INSTRUCTION: Identify every line in the records below that contains the word "best", and copy each of those lines.

DATA IN THIS EXERCISE:

* * *

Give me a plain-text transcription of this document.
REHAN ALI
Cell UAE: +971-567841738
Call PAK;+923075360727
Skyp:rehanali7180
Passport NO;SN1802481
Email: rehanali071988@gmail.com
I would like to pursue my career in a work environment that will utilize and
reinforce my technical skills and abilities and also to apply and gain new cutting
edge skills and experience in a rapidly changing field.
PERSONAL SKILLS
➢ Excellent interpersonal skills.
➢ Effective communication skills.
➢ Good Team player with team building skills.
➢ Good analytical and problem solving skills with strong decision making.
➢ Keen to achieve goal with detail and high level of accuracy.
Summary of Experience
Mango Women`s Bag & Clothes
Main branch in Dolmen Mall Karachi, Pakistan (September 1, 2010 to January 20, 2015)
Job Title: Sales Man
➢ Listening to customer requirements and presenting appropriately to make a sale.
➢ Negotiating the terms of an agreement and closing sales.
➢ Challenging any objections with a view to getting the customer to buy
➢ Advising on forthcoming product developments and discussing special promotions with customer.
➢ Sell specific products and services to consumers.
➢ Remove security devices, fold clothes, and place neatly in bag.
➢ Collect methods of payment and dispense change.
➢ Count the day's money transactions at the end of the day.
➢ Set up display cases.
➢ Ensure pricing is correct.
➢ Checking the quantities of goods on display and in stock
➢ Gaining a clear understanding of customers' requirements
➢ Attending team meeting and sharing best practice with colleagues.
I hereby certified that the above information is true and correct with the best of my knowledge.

* * *

TASK OUTPUT:
➢ Attending team meeting and sharing best practice with colleagues.
I hereby certified that the above information is true and correct with the best of my knowledge.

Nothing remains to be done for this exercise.